演習課題.
• a. 寝返りについての本文によると、寝返りは何のための生理現象ですか。
• b. 寝返りについての本文に照らして、次の記述(i)〜(iii)が内容と一致するかをそれぞれ「はい」か「いいえ」で判定してください。判定の根拠となる本文の語句もそのまま引用すること。
(i) 日本では、寝返りは悪いイメージで捉えられがちである。
(ii) 汗や熱がたまった場所には、疲労物質が集まりにくくなる。
(iii) 犬や猫は寝返りをしない。
• c. 寝返りについての本文の続きを、最後の文の直後から書いてください。

本文.
何度も寝違えてしまったり、
何度もぎっくり腰になってしまう場合、
睡眠環境にも原因があるかもしれません。
中でも注意が必要なのが
「寝返り」です。
寝返りは、寝ている間に発生する汗や熱を
放散するための生理現象の一つです。
日本では「寝相が悪すぎる」とか、
「寝返りしすぎ」みたいな感じで、
悪いイメージで捉えられがちです。
でも、本当は、
カラダにとても良い動きで、
寝ているときに欠かせない動きです。
寝返りできないままの状態だと、
汗や熱がどんどんたまっていきます。
汗や熱がたまった場所には、
疲労物質や痛みを感じる物質が
一緒に集まりやすくなります。
疲労物質や痛みの物質がたまれば、
筋肉や関節にも影響を及ぼします。
筋肉や関節の動きが制限された状態で、
急に動き出してしまえば、
首を寝違えたりぎっくり腰になります。
グキッとやってしまう状態です。
寝返りしやすい環境に整えることは、
日常生活で発生する怪我の予防にもつながりますよ。
動物は、必ず寝返りする
徹底的に教育された動物でなければ、
動物は本能のままに動きますよね。
ペットを飼っている方なら
お分かりいただけるかと思いますが、
犬も猫もウサギも他の動物達も、
ゴロンと寝返りします。

データ一覧.

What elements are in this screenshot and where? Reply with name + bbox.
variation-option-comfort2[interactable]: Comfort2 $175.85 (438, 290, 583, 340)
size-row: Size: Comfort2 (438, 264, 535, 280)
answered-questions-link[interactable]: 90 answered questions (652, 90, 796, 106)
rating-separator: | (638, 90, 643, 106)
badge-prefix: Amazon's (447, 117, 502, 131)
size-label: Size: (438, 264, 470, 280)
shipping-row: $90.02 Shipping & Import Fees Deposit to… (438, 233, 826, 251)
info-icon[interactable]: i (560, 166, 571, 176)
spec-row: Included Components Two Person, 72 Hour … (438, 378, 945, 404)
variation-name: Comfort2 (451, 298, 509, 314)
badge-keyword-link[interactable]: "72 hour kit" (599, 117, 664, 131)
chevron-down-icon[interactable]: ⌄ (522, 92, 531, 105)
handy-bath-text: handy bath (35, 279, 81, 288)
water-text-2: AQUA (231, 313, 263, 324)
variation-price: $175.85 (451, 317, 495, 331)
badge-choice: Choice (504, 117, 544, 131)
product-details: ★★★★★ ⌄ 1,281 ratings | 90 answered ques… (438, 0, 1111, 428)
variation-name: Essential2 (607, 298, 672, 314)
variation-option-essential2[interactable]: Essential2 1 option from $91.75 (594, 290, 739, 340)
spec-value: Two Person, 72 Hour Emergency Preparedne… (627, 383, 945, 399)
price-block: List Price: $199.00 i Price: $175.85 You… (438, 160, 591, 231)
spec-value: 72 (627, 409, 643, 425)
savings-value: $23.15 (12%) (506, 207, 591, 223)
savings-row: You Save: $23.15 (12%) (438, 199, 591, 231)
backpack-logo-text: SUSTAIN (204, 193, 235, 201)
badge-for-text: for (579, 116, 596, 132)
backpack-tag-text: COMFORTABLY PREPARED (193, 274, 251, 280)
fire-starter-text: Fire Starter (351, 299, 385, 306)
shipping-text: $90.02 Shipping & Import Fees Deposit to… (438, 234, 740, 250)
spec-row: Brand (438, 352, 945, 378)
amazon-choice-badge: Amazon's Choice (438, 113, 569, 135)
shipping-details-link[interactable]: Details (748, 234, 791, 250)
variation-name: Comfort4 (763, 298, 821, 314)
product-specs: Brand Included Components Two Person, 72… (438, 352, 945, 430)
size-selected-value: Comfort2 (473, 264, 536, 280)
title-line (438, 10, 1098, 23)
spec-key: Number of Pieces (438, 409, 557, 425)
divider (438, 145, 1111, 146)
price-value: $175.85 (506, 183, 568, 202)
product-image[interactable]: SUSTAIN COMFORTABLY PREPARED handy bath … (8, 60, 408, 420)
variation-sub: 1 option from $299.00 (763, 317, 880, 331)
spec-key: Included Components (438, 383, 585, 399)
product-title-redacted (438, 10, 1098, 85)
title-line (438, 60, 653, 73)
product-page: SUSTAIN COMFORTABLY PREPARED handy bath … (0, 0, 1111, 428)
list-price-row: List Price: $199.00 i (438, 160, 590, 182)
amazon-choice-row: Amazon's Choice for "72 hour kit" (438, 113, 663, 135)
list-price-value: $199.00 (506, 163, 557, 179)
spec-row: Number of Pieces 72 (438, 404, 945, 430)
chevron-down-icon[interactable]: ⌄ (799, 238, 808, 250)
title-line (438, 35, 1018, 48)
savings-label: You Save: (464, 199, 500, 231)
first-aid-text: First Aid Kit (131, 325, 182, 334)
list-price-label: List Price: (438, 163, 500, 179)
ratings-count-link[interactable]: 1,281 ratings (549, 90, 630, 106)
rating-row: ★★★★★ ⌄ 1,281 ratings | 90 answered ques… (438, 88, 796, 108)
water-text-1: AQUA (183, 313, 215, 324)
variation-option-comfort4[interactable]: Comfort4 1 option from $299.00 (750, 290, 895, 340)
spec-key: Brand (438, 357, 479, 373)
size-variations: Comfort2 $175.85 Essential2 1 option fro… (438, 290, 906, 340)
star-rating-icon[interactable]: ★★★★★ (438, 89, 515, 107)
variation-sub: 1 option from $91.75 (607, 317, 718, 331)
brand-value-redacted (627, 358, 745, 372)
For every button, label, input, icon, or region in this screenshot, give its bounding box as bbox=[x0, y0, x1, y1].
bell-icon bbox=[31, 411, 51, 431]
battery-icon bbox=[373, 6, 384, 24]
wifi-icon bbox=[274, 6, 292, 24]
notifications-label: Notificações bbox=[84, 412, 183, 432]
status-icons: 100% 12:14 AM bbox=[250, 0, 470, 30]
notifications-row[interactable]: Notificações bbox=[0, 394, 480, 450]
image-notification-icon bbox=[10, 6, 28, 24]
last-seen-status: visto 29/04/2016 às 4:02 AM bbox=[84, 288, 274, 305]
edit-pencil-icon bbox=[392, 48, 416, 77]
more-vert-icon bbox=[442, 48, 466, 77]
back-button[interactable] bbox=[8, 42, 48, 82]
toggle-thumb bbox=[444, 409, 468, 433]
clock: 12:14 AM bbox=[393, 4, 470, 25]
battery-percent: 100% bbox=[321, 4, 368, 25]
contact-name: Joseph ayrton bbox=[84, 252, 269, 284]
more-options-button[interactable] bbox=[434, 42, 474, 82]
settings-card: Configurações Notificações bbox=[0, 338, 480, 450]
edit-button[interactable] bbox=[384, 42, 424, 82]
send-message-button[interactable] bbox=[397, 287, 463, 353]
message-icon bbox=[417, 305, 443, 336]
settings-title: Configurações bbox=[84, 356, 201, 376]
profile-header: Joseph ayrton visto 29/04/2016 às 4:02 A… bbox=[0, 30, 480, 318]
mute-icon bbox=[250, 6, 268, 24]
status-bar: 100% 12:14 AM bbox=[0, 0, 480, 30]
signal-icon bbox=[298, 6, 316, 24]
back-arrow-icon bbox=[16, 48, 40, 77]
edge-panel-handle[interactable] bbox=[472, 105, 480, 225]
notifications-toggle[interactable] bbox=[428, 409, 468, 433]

想定回答.
• a. 寝ている間に発生する汗や熱を放散するための生理現象です。

• b.
(i) はい。「悪いイメージで捉えられがちです」
(ii) いいえ。「疲労物質や痛みを感じる物質が一緒に集まりやすくなります」
(iii) いいえ。「犬も猫もウサギも他の動物達も、ゴロンと寝返りします」

• c.
寝ていて急に起きたなと思ったら、
向きを変えて
そのまま寝てしまうことも多いです。
動物は、本能で「寝返り」を行います。
カラダにとって良いものだと理解しているので、
自然とゴロンと寝返りするようになります。
冬場、重たすぎる掛け布団はNG
冬になると掛け布団をかけると思いますが、
重たすぎる掛け布団は要注意です。
寒くなればなるほど、
掛け布団の枚数が増えてしまいがちですが、
できるだけ軽量のものを使用してくださいね。
重たければ重たいほど、
寝返りをうちにくくなりますので、
カラダにとって大きな負担となってしまいます。
冬場の朝一番に、
ぐきっとひねってしまう患者さん、
ものすごく多いです。
羽毛布団など、温かくて軽量な布団を使用したり、
ヒートテックなど温めるようなウェアを使用すると、
こうした怪我を防ぐことができますよ。
お子さんやペット、横で寝ていませんか?
お子さんやペットと一緒に寝ている方は、
寝違えやぎっくり腰になりやすいですよ。
お子さんやペットが横にいれば、
当然、カラダの大きな大人が
ゴロンと転がるのは危険になります。
だから無意識のうちに寝返りをしにくくなり、
無意識のうちにカラダに負担が入ってしまい、
気づいたら痛めやすい状態になりがちです。
このように書くのは簡単ですし、
患者さんにもアドバイスすることもありますが、
難しい部分なのもよくわかります。
小さいお子さんだったら、
どかしてしまうのはかわいそうですし、
ペットも移動させるのは難しいですもんね。
できる範囲で大丈夫ですので、
少しずつ睡眠環境を整えてみてください。
枕もベッドも「寝返り」基準で
患者さんのよく質問されるのが
「どんなベッドが良いですか?」
「どんな枕が良いですか?」というものです。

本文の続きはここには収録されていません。